──────── Records shown

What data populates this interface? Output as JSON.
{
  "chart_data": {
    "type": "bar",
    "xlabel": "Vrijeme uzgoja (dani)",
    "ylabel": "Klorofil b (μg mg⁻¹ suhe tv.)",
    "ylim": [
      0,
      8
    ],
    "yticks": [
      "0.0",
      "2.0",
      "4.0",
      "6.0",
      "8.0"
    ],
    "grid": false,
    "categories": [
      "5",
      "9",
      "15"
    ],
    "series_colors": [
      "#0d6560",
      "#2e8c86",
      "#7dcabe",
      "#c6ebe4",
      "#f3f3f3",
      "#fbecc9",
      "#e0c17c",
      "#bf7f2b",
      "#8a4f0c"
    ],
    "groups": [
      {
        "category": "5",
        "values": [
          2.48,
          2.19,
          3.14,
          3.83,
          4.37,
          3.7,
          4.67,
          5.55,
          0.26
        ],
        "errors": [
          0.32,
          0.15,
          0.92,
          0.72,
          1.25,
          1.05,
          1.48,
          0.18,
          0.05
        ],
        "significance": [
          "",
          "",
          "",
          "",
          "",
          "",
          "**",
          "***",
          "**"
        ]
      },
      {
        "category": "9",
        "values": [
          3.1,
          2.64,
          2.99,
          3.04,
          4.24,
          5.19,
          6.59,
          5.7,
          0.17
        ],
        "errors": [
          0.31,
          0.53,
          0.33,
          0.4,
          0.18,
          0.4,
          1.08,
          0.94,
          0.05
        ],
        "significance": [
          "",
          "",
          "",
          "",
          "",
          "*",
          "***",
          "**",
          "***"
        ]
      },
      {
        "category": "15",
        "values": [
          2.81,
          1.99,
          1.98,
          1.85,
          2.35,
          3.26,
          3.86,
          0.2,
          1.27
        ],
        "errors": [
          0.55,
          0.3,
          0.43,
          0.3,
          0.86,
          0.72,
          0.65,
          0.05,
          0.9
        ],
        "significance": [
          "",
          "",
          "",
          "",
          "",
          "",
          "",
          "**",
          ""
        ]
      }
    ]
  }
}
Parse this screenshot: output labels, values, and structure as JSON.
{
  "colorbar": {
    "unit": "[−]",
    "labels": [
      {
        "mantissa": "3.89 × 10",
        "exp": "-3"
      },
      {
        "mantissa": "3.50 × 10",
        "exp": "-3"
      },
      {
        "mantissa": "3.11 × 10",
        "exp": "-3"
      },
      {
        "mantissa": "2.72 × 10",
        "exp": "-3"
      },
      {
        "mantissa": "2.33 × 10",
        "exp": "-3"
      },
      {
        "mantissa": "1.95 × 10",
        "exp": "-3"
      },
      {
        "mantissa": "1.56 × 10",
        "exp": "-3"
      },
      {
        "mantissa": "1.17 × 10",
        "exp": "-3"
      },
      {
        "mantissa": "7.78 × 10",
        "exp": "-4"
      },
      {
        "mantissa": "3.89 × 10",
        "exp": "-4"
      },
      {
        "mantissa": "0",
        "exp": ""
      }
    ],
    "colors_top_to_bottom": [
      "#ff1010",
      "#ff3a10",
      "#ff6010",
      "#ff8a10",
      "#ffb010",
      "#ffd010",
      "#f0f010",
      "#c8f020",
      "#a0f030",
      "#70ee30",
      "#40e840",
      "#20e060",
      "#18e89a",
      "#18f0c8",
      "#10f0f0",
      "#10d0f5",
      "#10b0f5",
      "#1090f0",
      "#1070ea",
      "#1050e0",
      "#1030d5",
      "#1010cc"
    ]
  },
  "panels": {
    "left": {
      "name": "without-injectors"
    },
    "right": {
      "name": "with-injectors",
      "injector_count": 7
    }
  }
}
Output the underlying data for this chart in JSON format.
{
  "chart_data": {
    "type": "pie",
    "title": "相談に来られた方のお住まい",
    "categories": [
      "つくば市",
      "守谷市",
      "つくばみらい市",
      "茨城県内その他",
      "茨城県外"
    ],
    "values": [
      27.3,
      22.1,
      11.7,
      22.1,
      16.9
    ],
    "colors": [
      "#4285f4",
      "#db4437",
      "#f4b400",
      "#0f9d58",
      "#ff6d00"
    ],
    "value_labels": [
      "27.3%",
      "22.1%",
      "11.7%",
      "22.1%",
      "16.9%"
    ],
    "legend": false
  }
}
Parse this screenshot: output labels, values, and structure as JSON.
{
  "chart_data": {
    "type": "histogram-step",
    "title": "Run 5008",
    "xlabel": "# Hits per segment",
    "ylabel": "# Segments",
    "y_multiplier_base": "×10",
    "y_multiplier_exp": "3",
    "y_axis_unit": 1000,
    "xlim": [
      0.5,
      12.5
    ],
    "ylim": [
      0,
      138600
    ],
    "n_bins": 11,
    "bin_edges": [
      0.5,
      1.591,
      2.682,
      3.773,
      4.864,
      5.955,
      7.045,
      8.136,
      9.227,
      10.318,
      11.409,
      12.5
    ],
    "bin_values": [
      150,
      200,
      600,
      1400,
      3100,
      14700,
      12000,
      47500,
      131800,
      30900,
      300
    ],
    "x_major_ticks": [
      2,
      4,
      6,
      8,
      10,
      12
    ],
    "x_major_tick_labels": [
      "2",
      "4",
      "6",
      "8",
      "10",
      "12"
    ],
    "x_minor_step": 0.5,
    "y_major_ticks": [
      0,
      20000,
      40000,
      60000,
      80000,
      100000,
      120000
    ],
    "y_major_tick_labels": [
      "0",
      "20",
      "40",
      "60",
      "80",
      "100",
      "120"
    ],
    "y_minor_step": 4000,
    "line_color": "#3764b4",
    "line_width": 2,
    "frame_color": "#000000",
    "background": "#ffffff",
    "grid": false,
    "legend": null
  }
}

────────────────

→ Problem:
Write out all the data again, exactly as it appears.

→ Written response:
What data populates this interface? Output as JSON.
{
  "chart_data": {
    "type": "bar",
    "xlabel": "Vrijeme uzgoja (dani)",
    "ylabel": "Klorofil b (μg mg⁻¹ suhe tv.)",
    "ylim": [
      0,
      8
    ],
    "yticks": [
      "0.0",
      "2.0",
      "4.0",
      "6.0",
      "8.0"
    ],
    "grid": false,
    "categories": [
      "5",
      "9",
      "15"
    ],
    "series_colors": [
      "#0d6560",
      "#2e8c86",
      "#7dcabe",
      "#c6ebe4",
      "#f3f3f3",
      "#fbecc9",
      "#e0c17c",
      "#bf7f2b",
      "#8a4f0c"
    ],
    "groups": [
      {
        "category": "5",
        "values": [
          2.48,
          2.19,
          3.14,
          3.83,
          4.37,
          3.7,
          4.67,
          5.55,
          0.26
        ],
        "errors": [
          0.32,
          0.15,
          0.92,
          0.72,
          1.25,
          1.05,
          1.48,
          0.18,
          0.05
        ],
        "significance": [
          "",
          "",
          "",
          "",
          "",
          "",
          "**",
          "***",
          "**"
        ]
      },
      {
        "category": "9",
        "values": [
          3.1,
          2.64,
          2.99,
          3.04,
          4.24,
          5.19,
          6.59,
          5.7,
          0.17
        ],
        "errors": [
          0.31,
          0.53,
          0.33,
          0.4,
          0.18,
          0.4,
          1.08,
          0.94,
          0.05
        ],
        "significance": [
          "",
          "",
          "",
          "",
          "",
          "*",
          "***",
          "**",
          "***"
        ]
      },
      {
        "category": "15",
        "values": [
          2.81,
          1.99,
          1.98,
          1.85,
          2.35,
          3.26,
          3.86,
          0.2,
          1.27
        ],
        "errors": [
          0.55,
          0.3,
          0.43,
          0.3,
          0.86,
          0.72,
          0.65,
          0.05,
          0.9
        ],
        "significance": [
          "",
          "",
          "",
          "",
          "",
          "",
          "",
          "**",
          ""
        ]
      }
    ]
  }
}
Parse this screenshot: output labels, values, and structure as JSON.
{
  "colorbar": {
    "unit": "[−]",
    "labels": [
      {
        "mantissa": "3.89 × 10",
        "exp": "-3"
      },
      {
        "mantissa": "3.50 × 10",
        "exp": "-3"
      },
      {
        "mantissa": "3.11 × 10",
        "exp": "-3"
      },
      {
        "mantissa": "2.72 × 10",
        "exp": "-3"
      },
      {
        "mantissa": "2.33 × 10",
        "exp": "-3"
      },
      {
        "mantissa": "1.95 × 10",
        "exp": "-3"
      },
      {
        "mantissa": "1.56 × 10",
        "exp": "-3"
      },
      {
        "mantissa": "1.17 × 10",
        "exp": "-3"
      },
      {
        "mantissa": "7.78 × 10",
        "exp": "-4"
      },
      {
        "mantissa": "3.89 × 10",
        "exp": "-4"
      },
      {
        "mantissa": "0",
        "exp": ""
      }
    ],
    "colors_top_to_bottom": [
      "#ff1010",
      "#ff3a10",
      "#ff6010",
      "#ff8a10",
      "#ffb010",
      "#ffd010",
      "#f0f010",
      "#c8f020",
      "#a0f030",
      "#70ee30",
      "#40e840",
      "#20e060",
      "#18e89a",
      "#18f0c8",
      "#10f0f0",
      "#10d0f5",
      "#10b0f5",
      "#1090f0",
      "#1070ea",
      "#1050e0",
      "#1030d5",
      "#1010cc"
    ]
  },
  "panels": {
    "left": {
      "name": "without-injectors"
    },
    "right": {
      "name": "with-injectors",
      "injector_count": 7
    }
  }
}
Output the underlying data for this chart in JSON format.
{
  "chart_data": {
    "type": "pie",
    "title": "相談に来られた方のお住まい",
    "categories": [
      "つくば市",
      "守谷市",
      "つくばみらい市",
      "茨城県内その他",
      "茨城県外"
    ],
    "values": [
      27.3,
      22.1,
      11.7,
      22.1,
      16.9
    ],
    "colors": [
      "#4285f4",
      "#db4437",
      "#f4b400",
      "#0f9d58",
      "#ff6d00"
    ],
    "value_labels": [
      "27.3%",
      "22.1%",
      "11.7%",
      "22.1%",
      "16.9%"
    ],
    "legend": false
  }
}
Parse this screenshot: output labels, values, and structure as JSON.
{
  "chart_data": {
    "type": "histogram-step",
    "title": "Run 5008",
    "xlabel": "# Hits per segment",
    "ylabel": "# Segments",
    "y_multiplier_base": "×10",
    "y_multiplier_exp": "3",
    "y_axis_unit": 1000,
    "xlim": [
      0.5,
      12.5
    ],
    "ylim": [
      0,
      138600
    ],
    "n_bins": 11,
    "bin_edges": [
      0.5,
      1.591,
      2.682,
      3.773,
      4.864,
      5.955,
      7.045,
      8.136,
      9.227,
      10.318,
      11.409,
      12.5
    ],
    "bin_values": [
      150,
      200,
      600,
      1400,
      3100,
      14700,
      12000,
      47500,
      131800,
      30900,
      300
    ],
    "x_major_ticks": [
      2,
      4,
      6,
      8,
      10,
      12
    ],
    "x_major_tick_labels": [
      "2",
      "4",
      "6",
      "8",
      "10",
      "12"
    ],
    "x_minor_step": 0.5,
    "y_major_ticks": [
      0,
      20000,
      40000,
      60000,
      80000,
      100000,
      120000
    ],
    "y_major_tick_labels": [
      "0",
      "20",
      "40",
      "60",
      "80",
      "100",
      "120"
    ],
    "y_minor_step": 4000,
    "line_color": "#3764b4",
    "line_width": 2,
    "frame_color": "#000000",
    "background": "#ffffff",
    "grid": false,
    "legend": null
  }
}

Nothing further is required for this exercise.